● Goal
Reproduce all entries precisely, down to the last character.

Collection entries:
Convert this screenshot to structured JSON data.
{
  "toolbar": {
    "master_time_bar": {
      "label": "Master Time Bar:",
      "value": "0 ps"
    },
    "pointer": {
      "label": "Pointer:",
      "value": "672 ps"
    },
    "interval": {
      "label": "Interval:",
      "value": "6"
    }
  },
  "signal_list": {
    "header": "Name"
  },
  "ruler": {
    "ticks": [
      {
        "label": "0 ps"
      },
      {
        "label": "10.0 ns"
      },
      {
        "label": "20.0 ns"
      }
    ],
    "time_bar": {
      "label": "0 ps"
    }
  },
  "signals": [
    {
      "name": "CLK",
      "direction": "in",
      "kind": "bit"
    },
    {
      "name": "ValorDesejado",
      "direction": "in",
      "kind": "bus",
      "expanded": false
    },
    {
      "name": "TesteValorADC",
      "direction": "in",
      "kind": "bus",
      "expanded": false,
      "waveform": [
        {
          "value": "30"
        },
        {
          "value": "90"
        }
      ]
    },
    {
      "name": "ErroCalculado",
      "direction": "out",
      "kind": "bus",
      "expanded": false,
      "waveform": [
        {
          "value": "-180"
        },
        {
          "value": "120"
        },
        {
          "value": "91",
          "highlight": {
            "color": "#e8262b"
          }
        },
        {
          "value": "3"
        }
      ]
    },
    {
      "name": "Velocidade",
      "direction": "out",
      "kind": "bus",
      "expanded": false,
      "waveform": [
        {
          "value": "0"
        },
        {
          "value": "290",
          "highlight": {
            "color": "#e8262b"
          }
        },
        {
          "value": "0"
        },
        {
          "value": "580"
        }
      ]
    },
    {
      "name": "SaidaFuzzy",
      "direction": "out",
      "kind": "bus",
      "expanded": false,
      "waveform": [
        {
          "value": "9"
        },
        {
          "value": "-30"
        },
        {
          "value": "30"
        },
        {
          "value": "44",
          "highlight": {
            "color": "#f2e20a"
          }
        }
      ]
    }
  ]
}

● Output below
Convert this screenshot to structured JSON data.
{
  "toolbar": {
    "master_time_bar": {
      "label": "Master Time Bar:",
      "value": "0 ps"
    },
    "pointer": {
      "label": "Pointer:",
      "value": "672 ps"
    },
    "interval": {
      "label": "Interval:",
      "value": "6"
    }
  },
  "signal_list": {
    "header": "Name"
  },
  "ruler": {
    "ticks": [
      {
        "label": "0 ps"
      },
      {
        "label": "10.0 ns"
      },
      {
        "label": "20.0 ns"
      }
    ],
    "time_bar": {
      "label": "0 ps"
    }
  },
  "signals": [
    {
      "name": "CLK",
      "direction": "in",
      "kind": "bit"
    },
    {
      "name": "ValorDesejado",
      "direction": "in",
      "kind": "bus",
      "expanded": false
    },
    {
      "name": "TesteValorADC",
      "direction": "in",
      "kind": "bus",
      "expanded": false,
      "waveform": [
        {
          "value": "30"
        },
        {
          "value": "90"
        }
      ]
    },
    {
      "name": "ErroCalculado",
      "direction": "out",
      "kind": "bus",
      "expanded": false,
      "waveform": [
        {
          "value": "-180"
        },
        {
          "value": "120"
        },
        {
          "value": "91",
          "highlight": {
            "color": "#e8262b"
          }
        },
        {
          "value": "3"
        }
      ]
    },
    {
      "name": "Velocidade",
      "direction": "out",
      "kind": "bus",
      "expanded": false,
      "waveform": [
        {
          "value": "0"
        },
        {
          "value": "290",
          "highlight": {
            "color": "#e8262b"
          }
        },
        {
          "value": "0"
        },
        {
          "value": "580"
        }
      ]
    },
    {
      "name": "SaidaFuzzy",
      "direction": "out",
      "kind": "bus",
      "expanded": false,
      "waveform": [
        {
          "value": "9"
        },
        {
          "value": "-30"
        },
        {
          "value": "30"
        },
        {
          "value": "44",
          "highlight": {
            "color": "#f2e20a"
          }
        }
      ]
    }
  ]
}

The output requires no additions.